#### Stated problem
Write the next few paragraphs of the news item about the University of Richmond library's grant for digitizing Civil War-era newspapers, picking up right after its last sentence.

#### Text shown
====

University of Richmond Library Receives $478,141 Grant to Create Digital Database of Civil War-Era Newspapers

October 13, 2003

The Institute of Museum and Library Sciences (IMLS) has awarded the University of Richmond's Boatwright Memorial Library a two-year, $478,141 National Leadership Grant to create a digital database of Civil War-era newspapers.

The library will digitize newspapers from both Union and Confederate perspectives from 1857-1865 and analyze costs and benefits of various methods of digitizing newspaper content.

The project "will make digital copies of significant Civil War-era newspapers available online, allow the University of Richmond to build the foundation of an institutional repository and help the library and technical worlds identify the best way to provide access to individual articles in digitized newspapers," explained James R. Rettig, university librarian.

====

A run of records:
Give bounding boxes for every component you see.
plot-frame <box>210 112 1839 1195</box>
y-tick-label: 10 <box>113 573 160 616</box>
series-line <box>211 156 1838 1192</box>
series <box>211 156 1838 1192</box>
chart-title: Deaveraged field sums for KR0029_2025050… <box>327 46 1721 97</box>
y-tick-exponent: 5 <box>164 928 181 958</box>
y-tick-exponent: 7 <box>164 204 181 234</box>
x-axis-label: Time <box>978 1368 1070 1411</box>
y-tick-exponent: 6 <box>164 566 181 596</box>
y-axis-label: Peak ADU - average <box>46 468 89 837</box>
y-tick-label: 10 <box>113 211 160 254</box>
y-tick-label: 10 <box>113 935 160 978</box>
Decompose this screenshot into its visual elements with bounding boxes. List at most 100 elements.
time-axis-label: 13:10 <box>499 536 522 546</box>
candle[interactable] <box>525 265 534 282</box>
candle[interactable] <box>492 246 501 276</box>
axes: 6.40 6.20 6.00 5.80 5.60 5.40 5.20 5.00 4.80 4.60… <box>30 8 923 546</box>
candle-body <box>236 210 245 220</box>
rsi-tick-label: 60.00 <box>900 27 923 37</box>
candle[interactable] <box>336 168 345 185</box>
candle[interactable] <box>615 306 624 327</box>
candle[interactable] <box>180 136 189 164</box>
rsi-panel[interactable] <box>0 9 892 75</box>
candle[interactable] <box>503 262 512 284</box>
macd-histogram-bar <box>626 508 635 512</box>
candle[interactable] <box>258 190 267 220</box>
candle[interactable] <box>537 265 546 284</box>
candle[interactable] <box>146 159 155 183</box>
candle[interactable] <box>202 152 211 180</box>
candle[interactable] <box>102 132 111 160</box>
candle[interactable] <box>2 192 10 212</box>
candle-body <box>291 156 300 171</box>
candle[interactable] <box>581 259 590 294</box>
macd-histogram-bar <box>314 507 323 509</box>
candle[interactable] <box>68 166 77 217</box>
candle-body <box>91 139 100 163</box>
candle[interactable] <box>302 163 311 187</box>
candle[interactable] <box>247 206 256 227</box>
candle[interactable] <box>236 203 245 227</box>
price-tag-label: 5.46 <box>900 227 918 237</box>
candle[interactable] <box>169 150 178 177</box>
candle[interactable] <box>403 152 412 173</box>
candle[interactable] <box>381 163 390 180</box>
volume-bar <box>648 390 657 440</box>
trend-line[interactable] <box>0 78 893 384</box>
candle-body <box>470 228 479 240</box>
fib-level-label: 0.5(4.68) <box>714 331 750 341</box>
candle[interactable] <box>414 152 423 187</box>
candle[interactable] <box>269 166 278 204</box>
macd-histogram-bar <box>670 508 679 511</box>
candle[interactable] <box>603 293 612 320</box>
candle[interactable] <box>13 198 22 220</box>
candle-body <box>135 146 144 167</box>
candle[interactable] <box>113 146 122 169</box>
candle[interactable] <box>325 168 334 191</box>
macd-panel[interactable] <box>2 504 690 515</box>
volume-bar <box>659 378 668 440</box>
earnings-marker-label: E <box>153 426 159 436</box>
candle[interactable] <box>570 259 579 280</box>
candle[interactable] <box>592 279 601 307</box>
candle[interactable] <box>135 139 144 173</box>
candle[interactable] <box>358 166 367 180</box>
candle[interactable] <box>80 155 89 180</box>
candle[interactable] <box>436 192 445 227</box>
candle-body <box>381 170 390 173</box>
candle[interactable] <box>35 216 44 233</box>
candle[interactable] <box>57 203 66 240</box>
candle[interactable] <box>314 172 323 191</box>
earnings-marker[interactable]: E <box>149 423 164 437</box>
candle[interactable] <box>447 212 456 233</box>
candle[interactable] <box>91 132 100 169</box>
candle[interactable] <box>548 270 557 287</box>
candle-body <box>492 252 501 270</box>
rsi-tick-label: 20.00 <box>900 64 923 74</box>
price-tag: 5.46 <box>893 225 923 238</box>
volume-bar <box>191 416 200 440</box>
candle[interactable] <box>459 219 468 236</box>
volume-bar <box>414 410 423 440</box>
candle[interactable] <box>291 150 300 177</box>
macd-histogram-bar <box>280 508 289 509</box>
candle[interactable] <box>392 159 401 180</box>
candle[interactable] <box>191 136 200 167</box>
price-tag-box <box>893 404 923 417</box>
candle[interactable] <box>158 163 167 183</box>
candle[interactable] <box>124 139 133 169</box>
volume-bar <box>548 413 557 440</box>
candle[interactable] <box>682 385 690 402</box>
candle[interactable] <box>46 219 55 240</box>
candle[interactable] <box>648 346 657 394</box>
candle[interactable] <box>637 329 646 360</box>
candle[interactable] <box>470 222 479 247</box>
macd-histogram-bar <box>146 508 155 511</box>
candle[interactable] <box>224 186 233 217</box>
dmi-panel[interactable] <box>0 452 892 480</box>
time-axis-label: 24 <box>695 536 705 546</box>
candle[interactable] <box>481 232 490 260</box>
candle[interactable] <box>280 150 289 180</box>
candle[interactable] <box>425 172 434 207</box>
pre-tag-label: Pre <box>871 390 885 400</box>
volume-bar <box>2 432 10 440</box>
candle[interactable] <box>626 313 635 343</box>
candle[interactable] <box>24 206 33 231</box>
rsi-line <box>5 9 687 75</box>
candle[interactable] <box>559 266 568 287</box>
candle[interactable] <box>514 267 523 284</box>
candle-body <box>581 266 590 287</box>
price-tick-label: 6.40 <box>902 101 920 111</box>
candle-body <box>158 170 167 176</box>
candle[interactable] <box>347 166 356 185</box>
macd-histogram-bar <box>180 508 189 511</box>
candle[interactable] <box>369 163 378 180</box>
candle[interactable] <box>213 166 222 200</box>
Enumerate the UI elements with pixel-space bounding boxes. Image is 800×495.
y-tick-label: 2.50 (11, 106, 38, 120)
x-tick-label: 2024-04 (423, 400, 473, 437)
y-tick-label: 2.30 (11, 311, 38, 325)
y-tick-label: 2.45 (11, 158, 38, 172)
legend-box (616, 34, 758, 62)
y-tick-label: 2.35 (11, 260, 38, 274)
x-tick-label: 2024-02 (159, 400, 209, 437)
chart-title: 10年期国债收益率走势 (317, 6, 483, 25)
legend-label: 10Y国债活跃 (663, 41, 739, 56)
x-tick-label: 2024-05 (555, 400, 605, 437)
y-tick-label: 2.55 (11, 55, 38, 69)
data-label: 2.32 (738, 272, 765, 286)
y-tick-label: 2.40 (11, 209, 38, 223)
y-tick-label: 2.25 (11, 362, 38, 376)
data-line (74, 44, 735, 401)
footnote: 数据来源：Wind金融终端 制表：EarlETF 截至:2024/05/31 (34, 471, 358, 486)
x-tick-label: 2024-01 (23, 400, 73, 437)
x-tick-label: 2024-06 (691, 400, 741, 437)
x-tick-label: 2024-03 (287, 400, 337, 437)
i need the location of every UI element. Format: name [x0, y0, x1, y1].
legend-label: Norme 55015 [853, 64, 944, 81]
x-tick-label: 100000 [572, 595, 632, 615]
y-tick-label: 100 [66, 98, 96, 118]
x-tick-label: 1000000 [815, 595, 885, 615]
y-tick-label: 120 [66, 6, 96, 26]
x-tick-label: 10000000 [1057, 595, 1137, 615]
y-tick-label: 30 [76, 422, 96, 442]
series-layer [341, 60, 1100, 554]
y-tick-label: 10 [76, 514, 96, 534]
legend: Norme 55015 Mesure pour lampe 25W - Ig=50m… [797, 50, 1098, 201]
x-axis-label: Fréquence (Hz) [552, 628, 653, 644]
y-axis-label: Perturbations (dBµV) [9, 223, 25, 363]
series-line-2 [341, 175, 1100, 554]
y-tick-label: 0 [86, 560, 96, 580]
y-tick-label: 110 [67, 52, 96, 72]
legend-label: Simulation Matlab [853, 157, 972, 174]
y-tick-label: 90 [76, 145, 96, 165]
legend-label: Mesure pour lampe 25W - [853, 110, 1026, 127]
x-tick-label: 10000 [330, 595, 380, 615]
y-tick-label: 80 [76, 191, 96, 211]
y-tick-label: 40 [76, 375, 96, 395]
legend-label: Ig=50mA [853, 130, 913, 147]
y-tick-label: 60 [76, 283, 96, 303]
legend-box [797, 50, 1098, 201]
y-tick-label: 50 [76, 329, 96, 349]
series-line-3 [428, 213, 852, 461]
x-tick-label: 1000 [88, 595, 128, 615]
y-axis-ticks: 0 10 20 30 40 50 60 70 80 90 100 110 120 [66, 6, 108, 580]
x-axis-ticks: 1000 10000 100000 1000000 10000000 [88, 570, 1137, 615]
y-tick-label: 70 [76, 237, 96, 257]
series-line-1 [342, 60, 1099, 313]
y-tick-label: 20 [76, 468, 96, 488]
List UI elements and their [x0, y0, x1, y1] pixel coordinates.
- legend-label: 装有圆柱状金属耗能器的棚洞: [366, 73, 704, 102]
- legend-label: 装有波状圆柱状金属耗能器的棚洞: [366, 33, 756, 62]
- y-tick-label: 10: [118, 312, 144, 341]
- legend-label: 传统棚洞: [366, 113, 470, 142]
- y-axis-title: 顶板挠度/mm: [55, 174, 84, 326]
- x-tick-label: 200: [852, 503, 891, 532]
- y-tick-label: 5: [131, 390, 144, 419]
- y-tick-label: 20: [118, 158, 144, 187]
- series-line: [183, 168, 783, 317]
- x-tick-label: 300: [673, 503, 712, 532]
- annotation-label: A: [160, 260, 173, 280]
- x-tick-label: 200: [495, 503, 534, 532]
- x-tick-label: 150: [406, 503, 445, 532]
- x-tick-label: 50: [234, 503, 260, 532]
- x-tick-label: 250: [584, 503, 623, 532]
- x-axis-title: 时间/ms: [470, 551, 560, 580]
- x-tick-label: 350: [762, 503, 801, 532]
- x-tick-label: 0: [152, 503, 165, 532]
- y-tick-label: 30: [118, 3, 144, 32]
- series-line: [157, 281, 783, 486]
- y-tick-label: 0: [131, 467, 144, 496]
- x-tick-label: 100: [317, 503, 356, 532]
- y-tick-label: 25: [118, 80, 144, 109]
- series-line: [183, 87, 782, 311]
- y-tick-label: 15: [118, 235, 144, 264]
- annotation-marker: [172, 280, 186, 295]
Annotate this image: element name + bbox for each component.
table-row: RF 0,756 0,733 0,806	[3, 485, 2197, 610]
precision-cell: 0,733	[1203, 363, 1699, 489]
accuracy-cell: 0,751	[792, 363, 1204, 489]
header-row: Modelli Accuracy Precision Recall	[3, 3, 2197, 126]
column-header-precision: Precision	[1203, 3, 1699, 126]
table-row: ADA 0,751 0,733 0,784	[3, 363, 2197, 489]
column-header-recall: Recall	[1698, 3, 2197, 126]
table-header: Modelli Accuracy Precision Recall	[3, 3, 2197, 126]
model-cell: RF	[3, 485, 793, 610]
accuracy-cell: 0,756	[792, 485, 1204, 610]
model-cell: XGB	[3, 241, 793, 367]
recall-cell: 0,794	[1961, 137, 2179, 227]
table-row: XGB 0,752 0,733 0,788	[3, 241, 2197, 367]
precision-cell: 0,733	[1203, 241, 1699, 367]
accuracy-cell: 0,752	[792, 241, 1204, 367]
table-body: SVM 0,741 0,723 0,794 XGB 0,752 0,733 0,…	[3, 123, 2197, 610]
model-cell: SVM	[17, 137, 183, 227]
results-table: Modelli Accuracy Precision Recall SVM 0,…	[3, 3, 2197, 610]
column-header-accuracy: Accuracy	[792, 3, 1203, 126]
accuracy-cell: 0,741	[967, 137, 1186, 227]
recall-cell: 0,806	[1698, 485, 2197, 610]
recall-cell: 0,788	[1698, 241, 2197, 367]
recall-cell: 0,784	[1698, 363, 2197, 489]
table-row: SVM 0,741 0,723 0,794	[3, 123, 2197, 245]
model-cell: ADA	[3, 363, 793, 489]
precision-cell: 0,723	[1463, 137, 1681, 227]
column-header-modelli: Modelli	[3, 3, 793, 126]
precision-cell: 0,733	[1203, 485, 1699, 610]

====

#### Response to the exercise
The library will work in collaboration with the Virginia Center for Digital History and the Perseus Project at Tufts University, "a nationally recognized leader in creating digital collections," said Retting.

IMLS is a federal grant-making agency in Washington, D.C., that fosters leadership, innovation and lifelong learning by supporting museums and libraries. Its National Leadership grants are highly competitive awards that focus on creative ways to address local and national needs.

Built in 1955, Boatwright library houses the university's collection of more than one million books, journals and periodicals.